▶ [WRITTEN PROBLEM]:
Each of the entries should be retyped precisely as it appears.

-- START OF MATERIAL PROVIDED --

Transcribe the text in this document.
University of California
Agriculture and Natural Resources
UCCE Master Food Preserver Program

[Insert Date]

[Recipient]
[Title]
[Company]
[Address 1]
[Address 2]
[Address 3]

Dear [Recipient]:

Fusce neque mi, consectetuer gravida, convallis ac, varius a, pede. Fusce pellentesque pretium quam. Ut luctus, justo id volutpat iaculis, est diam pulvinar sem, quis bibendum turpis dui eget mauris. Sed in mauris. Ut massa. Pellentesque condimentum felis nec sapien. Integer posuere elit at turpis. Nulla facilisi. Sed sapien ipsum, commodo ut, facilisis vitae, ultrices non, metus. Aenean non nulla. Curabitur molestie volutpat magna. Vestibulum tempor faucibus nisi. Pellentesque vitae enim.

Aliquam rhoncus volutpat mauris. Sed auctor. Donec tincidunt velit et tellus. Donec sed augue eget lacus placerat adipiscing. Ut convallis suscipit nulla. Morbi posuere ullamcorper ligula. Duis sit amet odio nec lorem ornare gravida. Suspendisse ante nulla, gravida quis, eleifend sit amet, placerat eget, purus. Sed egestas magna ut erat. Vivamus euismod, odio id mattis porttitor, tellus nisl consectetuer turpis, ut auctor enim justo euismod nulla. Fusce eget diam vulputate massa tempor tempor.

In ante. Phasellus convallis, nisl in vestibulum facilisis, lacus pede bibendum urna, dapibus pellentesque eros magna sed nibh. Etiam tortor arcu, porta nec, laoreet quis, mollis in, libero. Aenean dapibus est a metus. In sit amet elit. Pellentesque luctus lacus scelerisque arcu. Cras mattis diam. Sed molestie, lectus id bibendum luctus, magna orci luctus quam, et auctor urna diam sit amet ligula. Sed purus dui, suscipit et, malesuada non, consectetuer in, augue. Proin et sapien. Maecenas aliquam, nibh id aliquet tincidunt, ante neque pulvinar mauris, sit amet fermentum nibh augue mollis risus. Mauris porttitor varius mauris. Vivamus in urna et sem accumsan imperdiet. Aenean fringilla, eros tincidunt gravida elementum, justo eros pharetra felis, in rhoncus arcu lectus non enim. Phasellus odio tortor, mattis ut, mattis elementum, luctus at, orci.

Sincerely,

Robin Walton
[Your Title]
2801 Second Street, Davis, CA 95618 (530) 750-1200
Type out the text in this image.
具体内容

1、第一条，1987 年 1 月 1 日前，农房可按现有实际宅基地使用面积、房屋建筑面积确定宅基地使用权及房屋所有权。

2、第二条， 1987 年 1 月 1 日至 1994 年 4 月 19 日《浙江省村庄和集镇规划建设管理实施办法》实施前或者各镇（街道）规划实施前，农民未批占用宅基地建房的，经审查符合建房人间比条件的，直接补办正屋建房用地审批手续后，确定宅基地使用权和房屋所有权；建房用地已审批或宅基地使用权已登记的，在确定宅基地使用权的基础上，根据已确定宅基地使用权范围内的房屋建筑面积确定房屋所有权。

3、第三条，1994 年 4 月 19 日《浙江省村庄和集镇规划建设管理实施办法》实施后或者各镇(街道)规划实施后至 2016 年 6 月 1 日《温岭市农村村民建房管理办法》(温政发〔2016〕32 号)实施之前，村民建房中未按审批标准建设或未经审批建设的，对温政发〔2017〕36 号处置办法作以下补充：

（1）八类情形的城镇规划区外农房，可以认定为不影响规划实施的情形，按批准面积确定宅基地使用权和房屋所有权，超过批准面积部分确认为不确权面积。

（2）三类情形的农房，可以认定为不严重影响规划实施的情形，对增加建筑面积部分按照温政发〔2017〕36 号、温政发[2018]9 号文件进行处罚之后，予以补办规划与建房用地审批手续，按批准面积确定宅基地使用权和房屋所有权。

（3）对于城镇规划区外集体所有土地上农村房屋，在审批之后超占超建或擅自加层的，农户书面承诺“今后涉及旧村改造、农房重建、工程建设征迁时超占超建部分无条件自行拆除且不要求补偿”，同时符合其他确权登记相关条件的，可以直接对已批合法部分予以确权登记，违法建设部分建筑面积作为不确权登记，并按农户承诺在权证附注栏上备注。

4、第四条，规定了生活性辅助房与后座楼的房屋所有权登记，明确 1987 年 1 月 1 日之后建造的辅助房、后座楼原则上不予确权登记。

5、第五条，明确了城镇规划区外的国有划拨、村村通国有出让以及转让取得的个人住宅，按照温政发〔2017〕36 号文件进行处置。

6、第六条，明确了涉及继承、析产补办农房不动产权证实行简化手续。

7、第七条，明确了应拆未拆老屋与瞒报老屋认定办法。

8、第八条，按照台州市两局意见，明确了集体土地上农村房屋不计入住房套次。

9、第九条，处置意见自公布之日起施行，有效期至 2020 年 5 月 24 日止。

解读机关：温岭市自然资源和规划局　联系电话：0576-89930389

-- END OF MATERIAL PROVIDED --

▶ [RESPONSE]:
Transcribe the text in this document.
University of California
Agriculture and Natural Resources
UCCE Master Food Preserver Program

[Insert Date]

[Recipient]
[Title]
[Company]
[Address 1]
[Address 2]
[Address 3]

Dear [Recipient]:

Fusce neque mi, consectetuer gravida, convallis ac, varius a, pede. Fusce pellentesque pretium quam. Ut luctus, justo id volutpat iaculis, est diam pulvinar sem, quis bibendum turpis dui eget mauris. Sed in mauris. Ut massa. Pellentesque condimentum felis nec sapien. Integer posuere elit at turpis. Nulla facilisi. Sed sapien ipsum, commodo ut, facilisis vitae, ultrices non, metus. Aenean non nulla. Curabitur molestie volutpat magna. Vestibulum tempor faucibus nisi. Pellentesque vitae enim.

Aliquam rhoncus volutpat mauris. Sed auctor. Donec tincidunt velit et tellus. Donec sed augue eget lacus placerat adipiscing. Ut convallis suscipit nulla. Morbi posuere ullamcorper ligula. Duis sit amet odio nec lorem ornare gravida. Suspendisse ante nulla, gravida quis, eleifend sit amet, placerat eget, purus. Sed egestas magna ut erat. Vivamus euismod, odio id mattis porttitor, tellus nisl consectetuer turpis, ut auctor enim justo euismod nulla. Fusce eget diam vulputate massa tempor tempor.

In ante. Phasellus convallis, nisl in vestibulum facilisis, lacus pede bibendum urna, dapibus pellentesque eros magna sed nibh. Etiam tortor arcu, porta nec, laoreet quis, mollis in, libero. Aenean dapibus est a metus. In sit amet elit. Pellentesque luctus lacus scelerisque arcu. Cras mattis diam. Sed molestie, lectus id bibendum luctus, magna orci luctus quam, et auctor urna diam sit amet ligula. Sed purus dui, suscipit et, malesuada non, consectetuer in, augue. Proin et sapien. Maecenas aliquam, nibh id aliquet tincidunt, ante neque pulvinar mauris, sit amet fermentum nibh augue mollis risus. Mauris porttitor varius mauris. Vivamus in urna et sem accumsan imperdiet. Aenean fringilla, eros tincidunt gravida elementum, justo eros pharetra felis, in rhoncus arcu lectus non enim. Phasellus odio tortor, mattis ut, mattis elementum, luctus at, orci.

Sincerely,

Robin Walton
[Your Title]
2801 Second Street, Davis, CA 95618 (530) 750-1200
Type out the text in this image.
具体内容

1、第一条，1987 年 1 月 1 日前，农房可按现有实际宅基地使用面积、房屋建筑面积确定宅基地使用权及房屋所有权。

2、第二条， 1987 年 1 月 1 日至 1994 年 4 月 19 日《浙江省村庄和集镇规划建设管理实施办法》实施前或者各镇（街道）规划实施前，农民未批占用宅基地建房的，经审查符合建房人间比条件的，直接补办正屋建房用地审批手续后，确定宅基地使用权和房屋所有权；建房用地已审批或宅基地使用权已登记的，在确定宅基地使用权的基础上，根据已确定宅基地使用权范围内的房屋建筑面积确定房屋所有权。

3、第三条，1994 年 4 月 19 日《浙江省村庄和集镇规划建设管理实施办法》实施后或者各镇(街道)规划实施后至 2016 年 6 月 1 日《温岭市农村村民建房管理办法》(温政发〔2016〕32 号)实施之前，村民建房中未按审批标准建设或未经审批建设的，对温政发〔2017〕36 号处置办法作以下补充：

（1）八类情形的城镇规划区外农房，可以认定为不影响规划实施的情形，按批准面积确定宅基地使用权和房屋所有权，超过批准面积部分确认为不确权面积。

（2）三类情形的农房，可以认定为不严重影响规划实施的情形，对增加建筑面积部分按照温政发〔2017〕36 号、温政发[2018]9 号文件进行处罚之后，予以补办规划与建房用地审批手续，按批准面积确定宅基地使用权和房屋所有权。

（3）对于城镇规划区外集体所有土地上农村房屋，在审批之后超占超建或擅自加层的，农户书面承诺“今后涉及旧村改造、农房重建、工程建设征迁时超占超建部分无条件自行拆除且不要求补偿”，同时符合其他确权登记相关条件的，可以直接对已批合法部分予以确权登记，违法建设部分建筑面积作为不确权登记，并按农户承诺在权证附注栏上备注。

4、第四条，规定了生活性辅助房与后座楼的房屋所有权登记，明确 1987 年 1 月 1 日之后建造的辅助房、后座楼原则上不予确权登记。

5、第五条，明确了城镇规划区外的国有划拨、村村通国有出让以及转让取得的个人住宅，按照温政发〔2017〕36 号文件进行处置。

6、第六条，明确了涉及继承、析产补办农房不动产权证实行简化手续。

7、第七条，明确了应拆未拆老屋与瞒报老屋认定办法。

8、第八条，按照台州市两局意见，明确了集体土地上农村房屋不计入住房套次。

9、第九条，处置意见自公布之日起施行，有效期至 2020 年 5 月 24 日止。

解读机关：温岭市自然资源和规划局　联系电话：0576-89930389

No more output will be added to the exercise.